▸ **WORK INSTRUCTION**
Omitting the pictures, print every line below exactly as it stands.

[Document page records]
════════

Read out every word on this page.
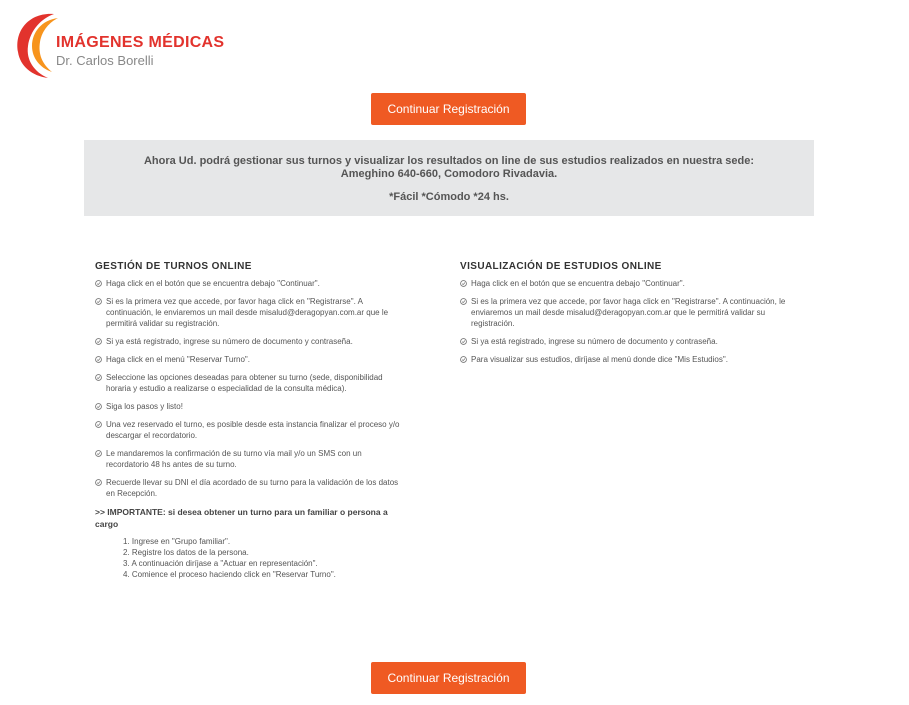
IMÁGENES MÉDICAS
Dr. Carlos Borelli
Continuar Registración
Ahora Ud. podrá gestionar sus turnos y visualizar los resultados on line de sus estudios realizados en nuestra sede:
Ameghino 640-660, Comodoro Rivadavia.
*Fácil *Cómodo *24 hs.
GESTIÓN DE TURNOS ONLINE
Haga click en el botón que se encuentra debajo "Continuar".
Si es la primera vez que accede, por favor haga click en "Registrarse". A continuación, le enviaremos un mail desde misalud@deragopyan.com.ar que le permitirá validar su registración.
Si ya está registrado, ingrese su número de documento y contraseña.
Haga click en el menú "Reservar Turno".
Seleccione las opciones deseadas para obtener su turno (sede, disponibilidad horaria y estudio a realizarse o especialidad de la consulta médica).
Siga los pasos y listo!
Una vez reservado el turno, es posible desde esta instancia finalizar el proceso y/o descargar el recordatorio.
Le mandaremos la confirmación de su turno vía mail y/o un SMS con un recordatorio 48 hs antes de su turno.
Recuerde llevar su DNI el día acordado de su turno para la validación de los datos en Recepción.
>> IMPORTANTE: si desea obtener un turno para un familiar o persona a cargo
1. Ingrese en "Grupo familiar".
2. Registre los datos de la persona.
3. A continuación diríjase a "Actuar en representación".
4. Comience el proceso haciendo click en "Reservar Turno".
VISUALIZACIÓN DE ESTUDIOS ONLINE
Haga click en el botón que se encuentra debajo "Continuar".
Si es la primera vez que accede, por favor haga click en "Registrarse". A continuación, le enviaremos un mail desde misalud@deragopyan.com.ar que le permitirá validar su registración.
Si ya está registrado, ingrese su número de documento y contraseña.
Para visualizar sus estudios, diríjase al menú donde dice "Mis Estudios".
Continuar Registración
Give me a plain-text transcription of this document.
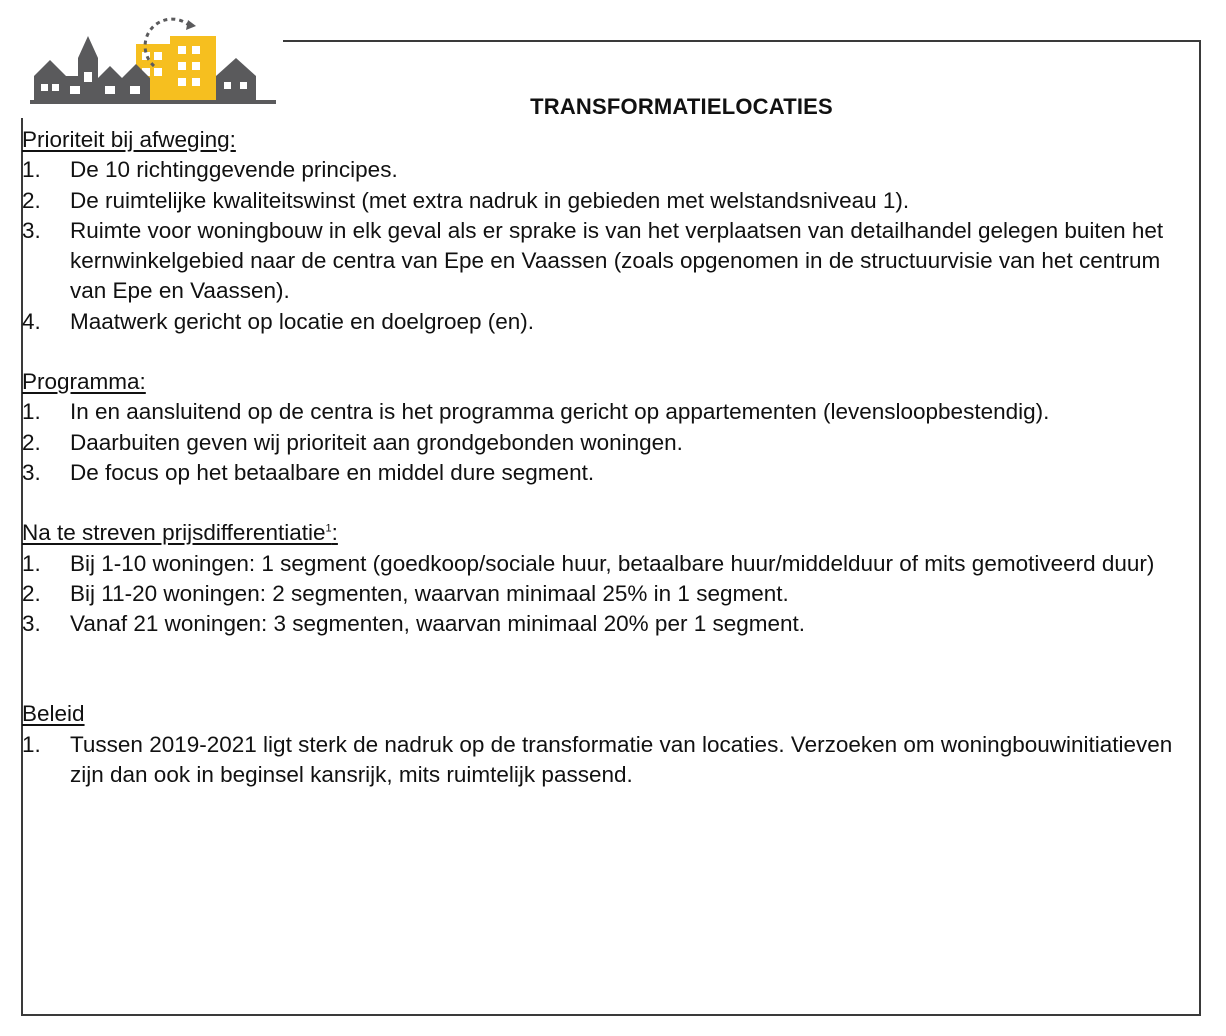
TRANSFORMATIELOCATIES
Prioriteit bij afweging:
1. De 10 richtinggevende principes.
2. De ruimtelijke kwaliteitswinst (met extra nadruk in gebieden met welstandsniveau 1).
3. Ruimte voor woningbouw in elk geval als er sprake is van het verplaatsen van detailhandel gelegen buiten het kernwinkelgebied naar de centra van Epe en Vaassen (zoals opgenomen in de structuurvisie van het centrum van Epe en Vaassen).
4. Maatwerk gericht op locatie en doelgroep (en).
Programma:
1. In en aansluitend op de centra is het programma gericht op appartementen (levensloopbestendig).
2. Daarbuiten geven wij prioriteit aan grondgebonden woningen.
3. De focus op het betaalbare en middel dure segment.
Na te streven prijsdifferentiatie$^1$:
1. Bij 1-10 woningen: 1 segment (goedkoop/sociale huur, betaalbare huur/middelduur of mits gemotiveerd duur)
2. Bij 11-20 woningen: 2 segmenten, waarvan minimaal 25% in 1 segment.
3. Vanaf 21 woningen: 3 segmenten, waarvan minimaal 20% per 1 segment.
Beleid
1. Tussen 2019-2021 ligt sterk de nadruk op de transformatie van locaties. Verzoeken om woningbouwinitiatieven zijn dan ook in beginsel kansrijk, mits ruimtelijk passend.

════════

▸ **TASK ANSWER**
Read out every word on this page.
IMÁGENES MÉDICAS
Dr. Carlos Borelli
Continuar Registración
Ahora Ud. podrá gestionar sus turnos y visualizar los resultados on line de sus estudios realizados en nuestra sede:
Ameghino 640-660, Comodoro Rivadavia.
*Fácil *Cómodo *24 hs.
GESTIÓN DE TURNOS ONLINE
Haga click en el botón que se encuentra debajo "Continuar".
Si es la primera vez que accede, por favor haga click en "Registrarse". A continuación, le enviaremos un mail desde misalud@deragopyan.com.ar que le permitirá validar su registración.
Si ya está registrado, ingrese su número de documento y contraseña.
Haga click en el menú "Reservar Turno".
Seleccione las opciones deseadas para obtener su turno (sede, disponibilidad horaria y estudio a realizarse o especialidad de la consulta médica).
Siga los pasos y listo!
Una vez reservado el turno, es posible desde esta instancia finalizar el proceso y/o descargar el recordatorio.
Le mandaremos la confirmación de su turno vía mail y/o un SMS con un recordatorio 48 hs antes de su turno.
Recuerde llevar su DNI el día acordado de su turno para la validación de los datos en Recepción.
>> IMPORTANTE: si desea obtener un turno para un familiar o persona a cargo
1. Ingrese en "Grupo familiar".
2. Registre los datos de la persona.
3. A continuación diríjase a "Actuar en representación".
4. Comience el proceso haciendo click en "Reservar Turno".
VISUALIZACIÓN DE ESTUDIOS ONLINE
Haga click en el botón que se encuentra debajo "Continuar".
Si es la primera vez que accede, por favor haga click en "Registrarse". A continuación, le enviaremos un mail desde misalud@deragopyan.com.ar que le permitirá validar su registración.
Si ya está registrado, ingrese su número de documento y contraseña.
Para visualizar sus estudios, diríjase al menú donde dice "Mis Estudios".
Continuar Registración
Give me a plain-text transcription of this document.
TRANSFORMATIELOCATIES
Prioriteit bij afweging:
1. De 10 richtinggevende principes.
2. De ruimtelijke kwaliteitswinst (met extra nadruk in gebieden met welstandsniveau 1).
3. Ruimte voor woningbouw in elk geval als er sprake is van het verplaatsen van detailhandel gelegen buiten het kernwinkelgebied naar de centra van Epe en Vaassen (zoals opgenomen in de structuurvisie van het centrum van Epe en Vaassen).
4. Maatwerk gericht op locatie en doelgroep (en).
Programma:
1. In en aansluitend op de centra is het programma gericht op appartementen (levensloopbestendig).
2. Daarbuiten geven wij prioriteit aan grondgebonden woningen.
3. De focus op het betaalbare en middel dure segment.
Na te streven prijsdifferentiatie$^1$:
1. Bij 1-10 woningen: 1 segment (goedkoop/sociale huur, betaalbare huur/middelduur of mits gemotiveerd duur)
2. Bij 11-20 woningen: 2 segmenten, waarvan minimaal 25% in 1 segment.
3. Vanaf 21 woningen: 3 segmenten, waarvan minimaal 20% per 1 segment.
Beleid
1. Tussen 2019-2021 ligt sterk de nadruk op de transformatie van locaties. Verzoeken om woningbouwinitiatieven zijn dan ook in beginsel kansrijk, mits ruimtelijk passend.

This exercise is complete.